** start RECORDS SHOWN **

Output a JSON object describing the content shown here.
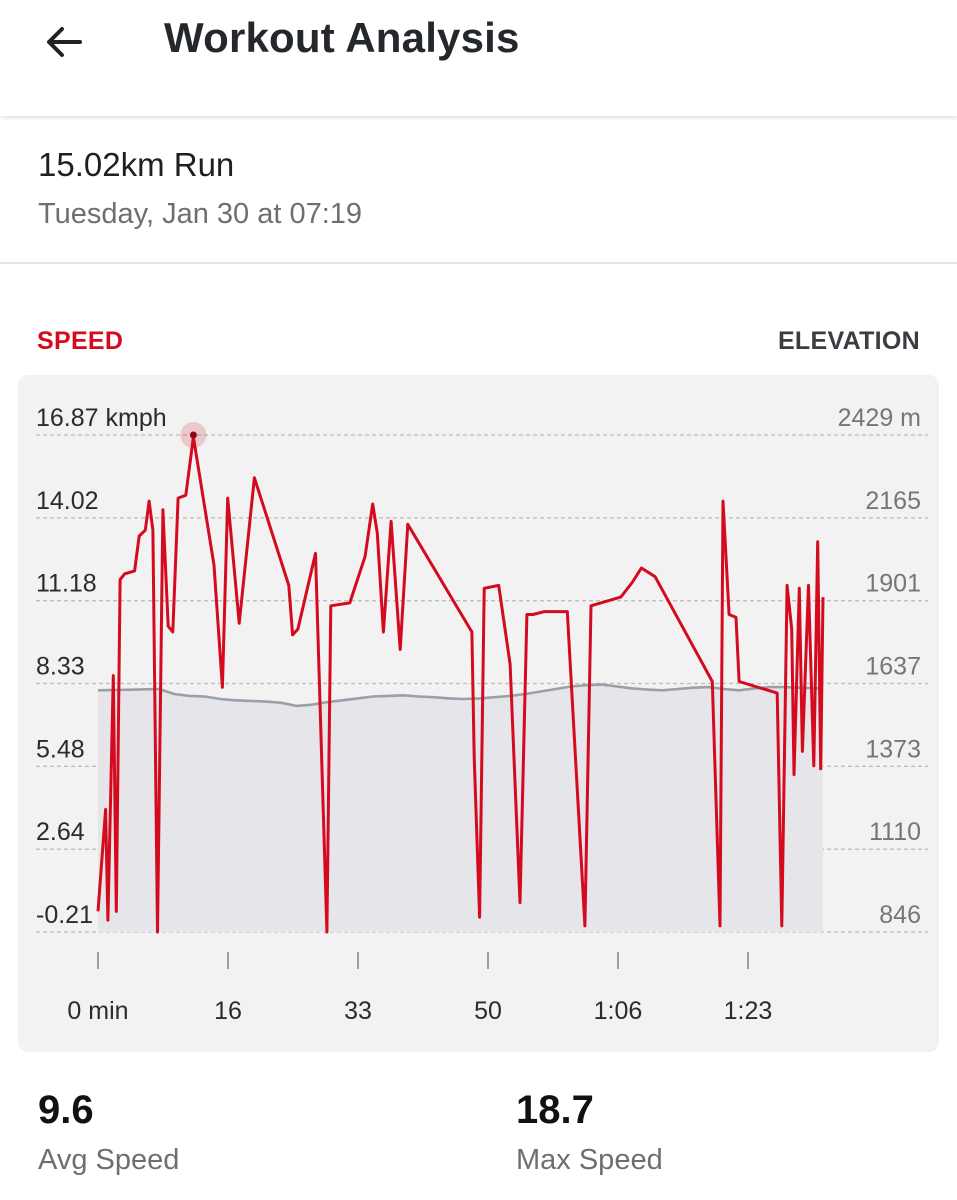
{
  "header": {
    "back_icon": "arrow-left-icon",
    "title": "Workout Analysis"
  },
  "workout": {
    "name": "15.02km Run",
    "date": "Tuesday, Jan 30 at 07:19"
  },
  "tabs": {
    "speed": "SPEED",
    "elevation": "ELEVATION"
  },
  "colors": {
    "speed": "#d40b1f",
    "elevation": "#9aa0a8",
    "tab_active": "#d40b1f"
  },
  "chart_data": {
    "type": "line",
    "left_axis": {
      "label_unit": "kmph",
      "ticks": [
        "16.87 kmph",
        "14.02",
        "11.18",
        "8.33",
        "5.48",
        "2.64",
        "-0.21"
      ],
      "ylim": [
        -0.21,
        16.87
      ]
    },
    "right_axis": {
      "ticks": [
        "2429 m",
        "2165",
        "1901",
        "1637",
        "1373",
        "1110",
        "846"
      ],
      "ylim": [
        846,
        2429
      ]
    },
    "x_ticks": [
      "0 min",
      "16",
      "33",
      "50",
      "1:06",
      "1:23"
    ],
    "xlim": [
      0,
      95
    ],
    "grid": true,
    "highlight": {
      "x": 12.5,
      "y": 16.87
    },
    "series": [
      {
        "axis": "left",
        "values": [
          [
            0.0,
            0.5
          ],
          [
            1.0,
            4.0
          ],
          [
            1.3,
            0.2
          ],
          [
            2.0,
            8.6
          ],
          [
            2.4,
            0.5
          ],
          [
            2.9,
            11.9
          ],
          [
            3.5,
            12.1
          ],
          [
            4.8,
            12.2
          ],
          [
            5.4,
            13.4
          ],
          [
            6.2,
            13.6
          ],
          [
            6.7,
            14.6
          ],
          [
            7.2,
            13.6
          ],
          [
            7.8,
            -0.21
          ],
          [
            8.5,
            14.3
          ],
          [
            9.2,
            10.3
          ],
          [
            9.8,
            10.1
          ],
          [
            10.5,
            14.7
          ],
          [
            11.5,
            14.8
          ],
          [
            12.5,
            16.8
          ],
          [
            15.2,
            12.4
          ],
          [
            16.3,
            8.2
          ],
          [
            17.0,
            14.7
          ],
          [
            18.5,
            10.4
          ],
          [
            20.5,
            15.4
          ],
          [
            25.0,
            11.7
          ],
          [
            25.5,
            10.0
          ],
          [
            26.2,
            10.2
          ],
          [
            28.5,
            12.8
          ],
          [
            30.0,
            -0.21
          ],
          [
            30.5,
            11.0
          ],
          [
            33.0,
            11.1
          ],
          [
            35.0,
            12.7
          ],
          [
            36.0,
            14.5
          ],
          [
            36.6,
            13.5
          ],
          [
            37.4,
            10.1
          ],
          [
            38.4,
            13.9
          ],
          [
            39.6,
            9.5
          ],
          [
            40.6,
            13.8
          ],
          [
            49.0,
            10.1
          ],
          [
            49.3,
            5.8
          ],
          [
            50.0,
            0.3
          ],
          [
            50.6,
            11.6
          ],
          [
            52.5,
            11.7
          ],
          [
            54.0,
            9.0
          ],
          [
            55.3,
            0.8
          ],
          [
            56.2,
            10.7
          ],
          [
            57.0,
            10.7
          ],
          [
            58.5,
            10.8
          ],
          [
            61.5,
            10.8
          ],
          [
            63.8,
            0.0
          ],
          [
            64.6,
            11.0
          ],
          [
            68.5,
            11.3
          ],
          [
            70.0,
            11.8
          ],
          [
            71.2,
            12.3
          ],
          [
            73.0,
            12.0
          ],
          [
            80.5,
            8.4
          ],
          [
            81.5,
            0.0
          ],
          [
            81.9,
            14.6
          ],
          [
            82.7,
            10.7
          ],
          [
            83.6,
            10.6
          ],
          [
            84.0,
            8.4
          ],
          [
            89.0,
            8.0
          ],
          [
            89.6,
            0.0
          ],
          [
            90.3,
            11.7
          ],
          [
            90.9,
            10.2
          ],
          [
            91.2,
            5.2
          ],
          [
            91.9,
            11.6
          ],
          [
            92.3,
            6.0
          ],
          [
            93.1,
            11.7
          ],
          [
            93.8,
            5.5
          ],
          [
            94.3,
            13.2
          ],
          [
            94.7,
            5.4
          ],
          [
            95.0,
            11.3
          ]
        ]
      },
      {
        "axis": "right",
        "values": [
          [
            0,
            1616
          ],
          [
            5,
            1618
          ],
          [
            8,
            1620
          ],
          [
            10,
            1604
          ],
          [
            12,
            1598
          ],
          [
            14,
            1596
          ],
          [
            16,
            1588
          ],
          [
            18,
            1584
          ],
          [
            20,
            1582
          ],
          [
            22,
            1580
          ],
          [
            24,
            1576
          ],
          [
            26,
            1566
          ],
          [
            28,
            1570
          ],
          [
            30,
            1578
          ],
          [
            32,
            1584
          ],
          [
            34,
            1590
          ],
          [
            36,
            1596
          ],
          [
            38,
            1598
          ],
          [
            40,
            1600
          ],
          [
            42,
            1596
          ],
          [
            44,
            1594
          ],
          [
            46,
            1590
          ],
          [
            48,
            1588
          ],
          [
            50,
            1590
          ],
          [
            52,
            1594
          ],
          [
            54,
            1598
          ],
          [
            56,
            1604
          ],
          [
            58,
            1612
          ],
          [
            60,
            1620
          ],
          [
            62,
            1628
          ],
          [
            64,
            1632
          ],
          [
            66,
            1634
          ],
          [
            68,
            1628
          ],
          [
            70,
            1622
          ],
          [
            72,
            1618
          ],
          [
            74,
            1616
          ],
          [
            76,
            1620
          ],
          [
            78,
            1624
          ],
          [
            80,
            1626
          ],
          [
            82,
            1620
          ],
          [
            84,
            1616
          ],
          [
            86,
            1622
          ],
          [
            88,
            1626
          ],
          [
            90,
            1626
          ],
          [
            92,
            1624
          ],
          [
            95,
            1622
          ]
        ]
      }
    ]
  },
  "stats": {
    "avg": {
      "value": "9.6",
      "label": "Avg Speed"
    },
    "max": {
      "value": "18.7",
      "label": "Max Speed"
    }
  }
}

** end RECORDS SHOWN **

PROBLEM STATEMENT >> In your copy, repeat each record exactly and include no pictures.

ANSWER >>
Output a JSON object describing the content shown here.
{
  "header": {
    "back_icon": "arrow-left-icon",
    "title": "Workout Analysis"
  },
  "workout": {
    "name": "15.02km Run",
    "date": "Tuesday, Jan 30 at 07:19"
  },
  "tabs": {
    "speed": "SPEED",
    "elevation": "ELEVATION"
  },
  "colors": {
    "speed": "#d40b1f",
    "elevation": "#9aa0a8",
    "tab_active": "#d40b1f"
  },
  "chart_data": {
    "type": "line",
    "left_axis": {
      "label_unit": "kmph",
      "ticks": [
        "16.87 kmph",
        "14.02",
        "11.18",
        "8.33",
        "5.48",
        "2.64",
        "-0.21"
      ],
      "ylim": [
        -0.21,
        16.87
      ]
    },
    "right_axis": {
      "ticks": [
        "2429 m",
        "2165",
        "1901",
        "1637",
        "1373",
        "1110",
        "846"
      ],
      "ylim": [
        846,
        2429
      ]
    },
    "x_ticks": [
      "0 min",
      "16",
      "33",
      "50",
      "1:06",
      "1:23"
    ],
    "xlim": [
      0,
      95
    ],
    "grid": true,
    "highlight": {
      "x": 12.5,
      "y": 16.87
    },
    "series": [
      {
        "axis": "left",
        "values": [
          [
            0.0,
            0.5
          ],
          [
            1.0,
            4.0
          ],
          [
            1.3,
            0.2
          ],
          [
            2.0,
            8.6
          ],
          [
            2.4,
            0.5
          ],
          [
            2.9,
            11.9
          ],
          [
            3.5,
            12.1
          ],
          [
            4.8,
            12.2
          ],
          [
            5.4,
            13.4
          ],
          [
            6.2,
            13.6
          ],
          [
            6.7,
            14.6
          ],
          [
            7.2,
            13.6
          ],
          [
            7.8,
            -0.21
          ],
          [
            8.5,
            14.3
          ],
          [
            9.2,
            10.3
          ],
          [
            9.8,
            10.1
          ],
          [
            10.5,
            14.7
          ],
          [
            11.5,
            14.8
          ],
          [
            12.5,
            16.8
          ],
          [
            15.2,
            12.4
          ],
          [
            16.3,
            8.2
          ],
          [
            17.0,
            14.7
          ],
          [
            18.5,
            10.4
          ],
          [
            20.5,
            15.4
          ],
          [
            25.0,
            11.7
          ],
          [
            25.5,
            10.0
          ],
          [
            26.2,
            10.2
          ],
          [
            28.5,
            12.8
          ],
          [
            30.0,
            -0.21
          ],
          [
            30.5,
            11.0
          ],
          [
            33.0,
            11.1
          ],
          [
            35.0,
            12.7
          ],
          [
            36.0,
            14.5
          ],
          [
            36.6,
            13.5
          ],
          [
            37.4,
            10.1
          ],
          [
            38.4,
            13.9
          ],
          [
            39.6,
            9.5
          ],
          [
            40.6,
            13.8
          ],
          [
            49.0,
            10.1
          ],
          [
            49.3,
            5.8
          ],
          [
            50.0,
            0.3
          ],
          [
            50.6,
            11.6
          ],
          [
            52.5,
            11.7
          ],
          [
            54.0,
            9.0
          ],
          [
            55.3,
            0.8
          ],
          [
            56.2,
            10.7
          ],
          [
            57.0,
            10.7
          ],
          [
            58.5,
            10.8
          ],
          [
            61.5,
            10.8
          ],
          [
            63.8,
            0.0
          ],
          [
            64.6,
            11.0
          ],
          [
            68.5,
            11.3
          ],
          [
            70.0,
            11.8
          ],
          [
            71.2,
            12.3
          ],
          [
            73.0,
            12.0
          ],
          [
            80.5,
            8.4
          ],
          [
            81.5,
            0.0
          ],
          [
            81.9,
            14.6
          ],
          [
            82.7,
            10.7
          ],
          [
            83.6,
            10.6
          ],
          [
            84.0,
            8.4
          ],
          [
            89.0,
            8.0
          ],
          [
            89.6,
            0.0
          ],
          [
            90.3,
            11.7
          ],
          [
            90.9,
            10.2
          ],
          [
            91.2,
            5.2
          ],
          [
            91.9,
            11.6
          ],
          [
            92.3,
            6.0
          ],
          [
            93.1,
            11.7
          ],
          [
            93.8,
            5.5
          ],
          [
            94.3,
            13.2
          ],
          [
            94.7,
            5.4
          ],
          [
            95.0,
            11.3
          ]
        ]
      },
      {
        "axis": "right",
        "values": [
          [
            0,
            1616
          ],
          [
            5,
            1618
          ],
          [
            8,
            1620
          ],
          [
            10,
            1604
          ],
          [
            12,
            1598
          ],
          [
            14,
            1596
          ],
          [
            16,
            1588
          ],
          [
            18,
            1584
          ],
          [
            20,
            1582
          ],
          [
            22,
            1580
          ],
          [
            24,
            1576
          ],
          [
            26,
            1566
          ],
          [
            28,
            1570
          ],
          [
            30,
            1578
          ],
          [
            32,
            1584
          ],
          [
            34,
            1590
          ],
          [
            36,
            1596
          ],
          [
            38,
            1598
          ],
          [
            40,
            1600
          ],
          [
            42,
            1596
          ],
          [
            44,
            1594
          ],
          [
            46,
            1590
          ],
          [
            48,
            1588
          ],
          [
            50,
            1590
          ],
          [
            52,
            1594
          ],
          [
            54,
            1598
          ],
          [
            56,
            1604
          ],
          [
            58,
            1612
          ],
          [
            60,
            1620
          ],
          [
            62,
            1628
          ],
          [
            64,
            1632
          ],
          [
            66,
            1634
          ],
          [
            68,
            1628
          ],
          [
            70,
            1622
          ],
          [
            72,
            1618
          ],
          [
            74,
            1616
          ],
          [
            76,
            1620
          ],
          [
            78,
            1624
          ],
          [
            80,
            1626
          ],
          [
            82,
            1620
          ],
          [
            84,
            1616
          ],
          [
            86,
            1622
          ],
          [
            88,
            1626
          ],
          [
            90,
            1626
          ],
          [
            92,
            1624
          ],
          [
            95,
            1622
          ]
        ]
      }
    ]
  },
  "stats": {
    "avg": {
      "value": "9.6",
      "label": "Avg Speed"
    },
    "max": {
      "value": "18.7",
      "label": "Max Speed"
    }
  }
}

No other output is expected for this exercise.